Extracted records:
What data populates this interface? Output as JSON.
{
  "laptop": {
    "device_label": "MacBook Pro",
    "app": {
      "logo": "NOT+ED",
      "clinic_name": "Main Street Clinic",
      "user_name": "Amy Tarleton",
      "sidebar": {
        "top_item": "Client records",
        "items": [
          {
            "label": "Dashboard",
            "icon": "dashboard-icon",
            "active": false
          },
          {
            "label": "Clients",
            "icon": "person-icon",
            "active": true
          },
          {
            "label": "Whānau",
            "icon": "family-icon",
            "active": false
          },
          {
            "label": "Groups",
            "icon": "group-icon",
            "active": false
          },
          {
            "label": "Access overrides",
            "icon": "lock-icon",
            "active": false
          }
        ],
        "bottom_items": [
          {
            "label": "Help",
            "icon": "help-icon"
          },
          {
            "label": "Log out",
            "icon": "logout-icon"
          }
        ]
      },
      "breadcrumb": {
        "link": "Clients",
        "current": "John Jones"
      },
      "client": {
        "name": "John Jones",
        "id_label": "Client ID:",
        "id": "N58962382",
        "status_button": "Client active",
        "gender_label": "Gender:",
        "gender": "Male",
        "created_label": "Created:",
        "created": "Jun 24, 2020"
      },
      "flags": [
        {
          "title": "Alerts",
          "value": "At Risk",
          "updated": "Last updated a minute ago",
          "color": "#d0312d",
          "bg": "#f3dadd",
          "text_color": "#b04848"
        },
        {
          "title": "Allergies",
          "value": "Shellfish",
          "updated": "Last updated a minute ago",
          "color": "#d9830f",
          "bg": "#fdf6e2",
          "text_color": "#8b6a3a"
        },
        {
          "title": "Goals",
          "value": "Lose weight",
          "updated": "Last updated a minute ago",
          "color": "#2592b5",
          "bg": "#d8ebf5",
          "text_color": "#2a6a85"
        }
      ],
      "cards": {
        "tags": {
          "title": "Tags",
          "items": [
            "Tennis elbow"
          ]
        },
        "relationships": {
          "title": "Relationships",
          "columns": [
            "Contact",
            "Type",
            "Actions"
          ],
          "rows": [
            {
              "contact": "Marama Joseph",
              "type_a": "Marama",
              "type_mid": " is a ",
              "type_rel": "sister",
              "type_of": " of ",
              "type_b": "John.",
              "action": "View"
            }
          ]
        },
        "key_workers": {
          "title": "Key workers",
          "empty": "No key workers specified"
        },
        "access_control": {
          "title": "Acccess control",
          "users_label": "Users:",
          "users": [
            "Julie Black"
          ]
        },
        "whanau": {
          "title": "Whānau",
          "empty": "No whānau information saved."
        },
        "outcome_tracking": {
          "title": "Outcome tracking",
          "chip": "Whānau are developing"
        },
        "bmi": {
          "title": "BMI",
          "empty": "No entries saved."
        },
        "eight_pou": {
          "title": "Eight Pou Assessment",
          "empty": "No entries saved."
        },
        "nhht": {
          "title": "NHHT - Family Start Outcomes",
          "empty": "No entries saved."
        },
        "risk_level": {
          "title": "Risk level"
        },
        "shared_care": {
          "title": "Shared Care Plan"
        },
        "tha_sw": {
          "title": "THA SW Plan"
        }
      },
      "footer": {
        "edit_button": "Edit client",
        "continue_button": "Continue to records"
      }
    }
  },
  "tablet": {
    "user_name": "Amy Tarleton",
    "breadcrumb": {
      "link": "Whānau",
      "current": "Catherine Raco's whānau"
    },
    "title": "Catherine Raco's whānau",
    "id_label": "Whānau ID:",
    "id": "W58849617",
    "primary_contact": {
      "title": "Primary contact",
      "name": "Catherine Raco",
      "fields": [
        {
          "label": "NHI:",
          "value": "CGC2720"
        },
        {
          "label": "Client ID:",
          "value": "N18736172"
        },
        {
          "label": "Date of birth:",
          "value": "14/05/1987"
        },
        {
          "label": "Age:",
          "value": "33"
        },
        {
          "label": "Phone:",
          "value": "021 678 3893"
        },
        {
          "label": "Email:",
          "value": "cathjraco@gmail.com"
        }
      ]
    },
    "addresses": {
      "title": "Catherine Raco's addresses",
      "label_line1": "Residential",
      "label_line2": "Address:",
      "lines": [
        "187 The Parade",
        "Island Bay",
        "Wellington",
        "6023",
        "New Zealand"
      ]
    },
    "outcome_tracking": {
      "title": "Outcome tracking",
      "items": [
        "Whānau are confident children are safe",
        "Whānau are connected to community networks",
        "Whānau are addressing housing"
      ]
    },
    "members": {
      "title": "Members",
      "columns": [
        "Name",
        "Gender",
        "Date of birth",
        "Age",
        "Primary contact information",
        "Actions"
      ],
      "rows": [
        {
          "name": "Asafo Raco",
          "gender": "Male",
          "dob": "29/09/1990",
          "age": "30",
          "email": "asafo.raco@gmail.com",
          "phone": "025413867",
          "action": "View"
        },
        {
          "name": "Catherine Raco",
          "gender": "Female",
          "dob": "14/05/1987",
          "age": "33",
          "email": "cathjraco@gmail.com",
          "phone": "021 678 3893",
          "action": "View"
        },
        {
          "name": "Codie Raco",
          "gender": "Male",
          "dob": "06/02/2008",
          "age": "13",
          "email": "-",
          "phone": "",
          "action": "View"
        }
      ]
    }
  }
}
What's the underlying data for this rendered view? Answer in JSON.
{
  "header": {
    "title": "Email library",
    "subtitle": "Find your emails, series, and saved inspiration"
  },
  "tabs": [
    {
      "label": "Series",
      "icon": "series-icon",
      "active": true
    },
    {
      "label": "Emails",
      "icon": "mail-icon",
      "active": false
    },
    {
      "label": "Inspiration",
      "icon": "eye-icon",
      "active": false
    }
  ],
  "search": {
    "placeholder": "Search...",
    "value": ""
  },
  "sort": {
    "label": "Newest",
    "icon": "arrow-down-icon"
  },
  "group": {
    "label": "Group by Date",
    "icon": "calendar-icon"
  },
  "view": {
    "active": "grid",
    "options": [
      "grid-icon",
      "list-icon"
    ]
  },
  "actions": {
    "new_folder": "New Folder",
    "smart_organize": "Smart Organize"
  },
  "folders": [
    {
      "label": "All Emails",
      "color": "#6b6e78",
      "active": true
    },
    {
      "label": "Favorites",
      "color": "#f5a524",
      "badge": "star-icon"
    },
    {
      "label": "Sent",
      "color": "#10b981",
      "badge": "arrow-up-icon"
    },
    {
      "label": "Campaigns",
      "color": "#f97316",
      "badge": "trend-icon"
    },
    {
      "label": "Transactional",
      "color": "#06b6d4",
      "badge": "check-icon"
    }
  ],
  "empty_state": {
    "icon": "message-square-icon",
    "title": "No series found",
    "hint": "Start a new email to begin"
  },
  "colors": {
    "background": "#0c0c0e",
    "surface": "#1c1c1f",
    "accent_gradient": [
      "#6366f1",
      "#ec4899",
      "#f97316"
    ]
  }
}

• Exercise task
Print the whole listing exactly as it is.

• Exercise result
What data populates this interface? Output as JSON.
{
  "laptop": {
    "device_label": "MacBook Pro",
    "app": {
      "logo": "NOT+ED",
      "clinic_name": "Main Street Clinic",
      "user_name": "Amy Tarleton",
      "sidebar": {
        "top_item": "Client records",
        "items": [
          {
            "label": "Dashboard",
            "icon": "dashboard-icon",
            "active": false
          },
          {
            "label": "Clients",
            "icon": "person-icon",
            "active": true
          },
          {
            "label": "Whānau",
            "icon": "family-icon",
            "active": false
          },
          {
            "label": "Groups",
            "icon": "group-icon",
            "active": false
          },
          {
            "label": "Access overrides",
            "icon": "lock-icon",
            "active": false
          }
        ],
        "bottom_items": [
          {
            "label": "Help",
            "icon": "help-icon"
          },
          {
            "label": "Log out",
            "icon": "logout-icon"
          }
        ]
      },
      "breadcrumb": {
        "link": "Clients",
        "current": "John Jones"
      },
      "client": {
        "name": "John Jones",
        "id_label": "Client ID:",
        "id": "N58962382",
        "status_button": "Client active",
        "gender_label": "Gender:",
        "gender": "Male",
        "created_label": "Created:",
        "created": "Jun 24, 2020"
      },
      "flags": [
        {
          "title": "Alerts",
          "value": "At Risk",
          "updated": "Last updated a minute ago",
          "color": "#d0312d",
          "bg": "#f3dadd",
          "text_color": "#b04848"
        },
        {
          "title": "Allergies",
          "value": "Shellfish",
          "updated": "Last updated a minute ago",
          "color": "#d9830f",
          "bg": "#fdf6e2",
          "text_color": "#8b6a3a"
        },
        {
          "title": "Goals",
          "value": "Lose weight",
          "updated": "Last updated a minute ago",
          "color": "#2592b5",
          "bg": "#d8ebf5",
          "text_color": "#2a6a85"
        }
      ],
      "cards": {
        "tags": {
          "title": "Tags",
          "items": [
            "Tennis elbow"
          ]
        },
        "relationships": {
          "title": "Relationships",
          "columns": [
            "Contact",
            "Type",
            "Actions"
          ],
          "rows": [
            {
              "contact": "Marama Joseph",
              "type_a": "Marama",
              "type_mid": " is a ",
              "type_rel": "sister",
              "type_of": " of ",
              "type_b": "John.",
              "action": "View"
            }
          ]
        },
        "key_workers": {
          "title": "Key workers",
          "empty": "No key workers specified"
        },
        "access_control": {
          "title": "Acccess control",
          "users_label": "Users:",
          "users": [
            "Julie Black"
          ]
        },
        "whanau": {
          "title": "Whānau",
          "empty": "No whānau information saved."
        },
        "outcome_tracking": {
          "title": "Outcome tracking",
          "chip": "Whānau are developing"
        },
        "bmi": {
          "title": "BMI",
          "empty": "No entries saved."
        },
        "eight_pou": {
          "title": "Eight Pou Assessment",
          "empty": "No entries saved."
        },
        "nhht": {
          "title": "NHHT - Family Start Outcomes",
          "empty": "No entries saved."
        },
        "risk_level": {
          "title": "Risk level"
        },
        "shared_care": {
          "title": "Shared Care Plan"
        },
        "tha_sw": {
          "title": "THA SW Plan"
        }
      },
      "footer": {
        "edit_button": "Edit client",
        "continue_button": "Continue to records"
      }
    }
  },
  "tablet": {
    "user_name": "Amy Tarleton",
    "breadcrumb": {
      "link": "Whānau",
      "current": "Catherine Raco's whānau"
    },
    "title": "Catherine Raco's whānau",
    "id_label": "Whānau ID:",
    "id": "W58849617",
    "primary_contact": {
      "title": "Primary contact",
      "name": "Catherine Raco",
      "fields": [
        {
          "label": "NHI:",
          "value": "CGC2720"
        },
        {
          "label": "Client ID:",
          "value": "N18736172"
        },
        {
          "label": "Date of birth:",
          "value": "14/05/1987"
        },
        {
          "label": "Age:",
          "value": "33"
        },
        {
          "label": "Phone:",
          "value": "021 678 3893"
        },
        {
          "label": "Email:",
          "value": "cathjraco@gmail.com"
        }
      ]
    },
    "addresses": {
      "title": "Catherine Raco's addresses",
      "label_line1": "Residential",
      "label_line2": "Address:",
      "lines": [
        "187 The Parade",
        "Island Bay",
        "Wellington",
        "6023",
        "New Zealand"
      ]
    },
    "outcome_tracking": {
      "title": "Outcome tracking",
      "items": [
        "Whānau are confident children are safe",
        "Whānau are connected to community networks",
        "Whānau are addressing housing"
      ]
    },
    "members": {
      "title": "Members",
      "columns": [
        "Name",
        "Gender",
        "Date of birth",
        "Age",
        "Primary contact information",
        "Actions"
      ],
      "rows": [
        {
          "name": "Asafo Raco",
          "gender": "Male",
          "dob": "29/09/1990",
          "age": "30",
          "email": "asafo.raco@gmail.com",
          "phone": "025413867",
          "action": "View"
        },
        {
          "name": "Catherine Raco",
          "gender": "Female",
          "dob": "14/05/1987",
          "age": "33",
          "email": "cathjraco@gmail.com",
          "phone": "021 678 3893",
          "action": "View"
        },
        {
          "name": "Codie Raco",
          "gender": "Male",
          "dob": "06/02/2008",
          "age": "13",
          "email": "-",
          "phone": "",
          "action": "View"
        }
      ]
    }
  }
}
What's the underlying data for this rendered view? Answer in JSON.
{
  "header": {
    "title": "Email library",
    "subtitle": "Find your emails, series, and saved inspiration"
  },
  "tabs": [
    {
      "label": "Series",
      "icon": "series-icon",
      "active": true
    },
    {
      "label": "Emails",
      "icon": "mail-icon",
      "active": false
    },
    {
      "label": "Inspiration",
      "icon": "eye-icon",
      "active": false
    }
  ],
  "search": {
    "placeholder": "Search...",
    "value": ""
  },
  "sort": {
    "label": "Newest",
    "icon": "arrow-down-icon"
  },
  "group": {
    "label": "Group by Date",
    "icon": "calendar-icon"
  },
  "view": {
    "active": "grid",
    "options": [
      "grid-icon",
      "list-icon"
    ]
  },
  "actions": {
    "new_folder": "New Folder",
    "smart_organize": "Smart Organize"
  },
  "folders": [
    {
      "label": "All Emails",
      "color": "#6b6e78",
      "active": true
    },
    {
      "label": "Favorites",
      "color": "#f5a524",
      "badge": "star-icon"
    },
    {
      "label": "Sent",
      "color": "#10b981",
      "badge": "arrow-up-icon"
    },
    {
      "label": "Campaigns",
      "color": "#f97316",
      "badge": "trend-icon"
    },
    {
      "label": "Transactional",
      "color": "#06b6d4",
      "badge": "check-icon"
    }
  ],
  "empty_state": {
    "icon": "message-square-icon",
    "title": "No series found",
    "hint": "Start a new email to begin"
  },
  "colors": {
    "background": "#0c0c0e",
    "surface": "#1c1c1f",
    "accent_gradient": [
      "#6366f1",
      "#ec4899",
      "#f97316"
    ]
  }
}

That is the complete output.